= Items =
<<<<

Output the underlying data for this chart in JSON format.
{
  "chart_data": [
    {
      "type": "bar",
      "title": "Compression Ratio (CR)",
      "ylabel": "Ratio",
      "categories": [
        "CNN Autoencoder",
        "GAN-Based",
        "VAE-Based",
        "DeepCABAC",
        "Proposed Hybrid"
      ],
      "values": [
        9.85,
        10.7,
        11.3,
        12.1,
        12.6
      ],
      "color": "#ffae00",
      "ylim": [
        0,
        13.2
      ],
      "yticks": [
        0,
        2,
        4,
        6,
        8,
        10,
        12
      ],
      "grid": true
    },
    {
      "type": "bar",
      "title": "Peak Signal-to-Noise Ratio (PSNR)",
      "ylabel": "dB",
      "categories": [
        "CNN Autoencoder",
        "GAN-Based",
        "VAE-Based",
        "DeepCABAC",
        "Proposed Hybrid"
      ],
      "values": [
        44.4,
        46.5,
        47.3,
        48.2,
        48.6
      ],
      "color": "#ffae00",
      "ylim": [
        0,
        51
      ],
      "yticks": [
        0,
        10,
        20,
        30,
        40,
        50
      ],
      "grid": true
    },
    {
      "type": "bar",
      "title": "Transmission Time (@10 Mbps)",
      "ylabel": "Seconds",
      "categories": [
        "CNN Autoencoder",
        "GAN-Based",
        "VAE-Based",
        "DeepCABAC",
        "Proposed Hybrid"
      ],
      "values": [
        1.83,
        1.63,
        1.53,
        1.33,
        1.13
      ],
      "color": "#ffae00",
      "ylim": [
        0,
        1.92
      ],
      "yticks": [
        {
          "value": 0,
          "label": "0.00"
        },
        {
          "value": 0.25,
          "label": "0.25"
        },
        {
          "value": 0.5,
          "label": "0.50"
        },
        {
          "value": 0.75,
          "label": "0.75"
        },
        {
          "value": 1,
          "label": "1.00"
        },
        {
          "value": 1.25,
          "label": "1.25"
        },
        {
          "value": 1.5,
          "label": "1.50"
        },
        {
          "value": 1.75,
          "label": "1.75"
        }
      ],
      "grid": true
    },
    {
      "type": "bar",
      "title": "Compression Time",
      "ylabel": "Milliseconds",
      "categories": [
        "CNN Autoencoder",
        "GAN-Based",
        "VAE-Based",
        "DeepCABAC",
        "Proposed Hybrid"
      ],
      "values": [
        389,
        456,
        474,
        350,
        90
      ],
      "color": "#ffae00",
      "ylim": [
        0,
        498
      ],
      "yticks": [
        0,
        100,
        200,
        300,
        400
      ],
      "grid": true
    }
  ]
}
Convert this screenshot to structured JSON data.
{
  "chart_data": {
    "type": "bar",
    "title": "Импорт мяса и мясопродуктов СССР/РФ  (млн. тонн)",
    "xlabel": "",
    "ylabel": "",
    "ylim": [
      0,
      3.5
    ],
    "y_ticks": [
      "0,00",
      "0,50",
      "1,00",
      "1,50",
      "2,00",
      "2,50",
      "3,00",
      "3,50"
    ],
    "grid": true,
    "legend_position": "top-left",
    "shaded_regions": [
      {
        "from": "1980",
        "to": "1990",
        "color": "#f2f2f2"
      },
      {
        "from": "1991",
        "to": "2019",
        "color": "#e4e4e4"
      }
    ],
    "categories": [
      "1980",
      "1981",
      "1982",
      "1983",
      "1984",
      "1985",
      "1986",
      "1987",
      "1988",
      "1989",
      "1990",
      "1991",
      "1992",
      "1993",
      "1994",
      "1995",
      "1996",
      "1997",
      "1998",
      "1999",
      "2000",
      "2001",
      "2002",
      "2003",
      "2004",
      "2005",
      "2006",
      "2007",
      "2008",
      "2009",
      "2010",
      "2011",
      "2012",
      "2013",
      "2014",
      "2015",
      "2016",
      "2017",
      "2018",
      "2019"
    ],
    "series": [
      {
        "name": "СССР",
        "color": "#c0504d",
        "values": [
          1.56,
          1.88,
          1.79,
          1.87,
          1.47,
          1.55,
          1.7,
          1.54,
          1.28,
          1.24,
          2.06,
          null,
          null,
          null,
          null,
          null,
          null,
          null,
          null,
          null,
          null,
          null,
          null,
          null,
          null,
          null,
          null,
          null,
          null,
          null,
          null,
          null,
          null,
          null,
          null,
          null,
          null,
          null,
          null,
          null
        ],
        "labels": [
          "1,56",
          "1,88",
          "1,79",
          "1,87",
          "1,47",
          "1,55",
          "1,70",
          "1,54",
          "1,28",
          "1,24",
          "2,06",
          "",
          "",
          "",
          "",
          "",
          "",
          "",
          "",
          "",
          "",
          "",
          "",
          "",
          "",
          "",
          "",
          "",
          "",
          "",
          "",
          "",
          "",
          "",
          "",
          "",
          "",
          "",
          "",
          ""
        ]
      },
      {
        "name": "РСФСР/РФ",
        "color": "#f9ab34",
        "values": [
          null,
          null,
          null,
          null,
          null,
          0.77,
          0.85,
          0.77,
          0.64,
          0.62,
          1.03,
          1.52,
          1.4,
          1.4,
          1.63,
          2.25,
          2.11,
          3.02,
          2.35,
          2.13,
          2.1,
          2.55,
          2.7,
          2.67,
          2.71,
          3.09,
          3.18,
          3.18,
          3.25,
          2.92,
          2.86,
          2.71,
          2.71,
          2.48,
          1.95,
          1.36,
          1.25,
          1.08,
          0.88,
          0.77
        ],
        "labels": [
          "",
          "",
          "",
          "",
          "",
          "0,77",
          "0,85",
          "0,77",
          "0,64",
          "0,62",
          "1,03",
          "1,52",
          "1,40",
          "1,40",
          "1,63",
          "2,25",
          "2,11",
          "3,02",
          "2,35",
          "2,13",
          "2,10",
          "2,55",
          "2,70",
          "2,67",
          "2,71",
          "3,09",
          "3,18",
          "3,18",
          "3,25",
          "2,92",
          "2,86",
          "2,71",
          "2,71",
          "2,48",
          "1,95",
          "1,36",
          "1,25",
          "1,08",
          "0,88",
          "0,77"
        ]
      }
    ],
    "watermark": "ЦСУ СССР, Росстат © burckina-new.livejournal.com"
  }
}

>>>>

= What you are asked to do =
What is the number of lines in the data holding the word "JSON"? Reply with that number only.

= Task answer =
2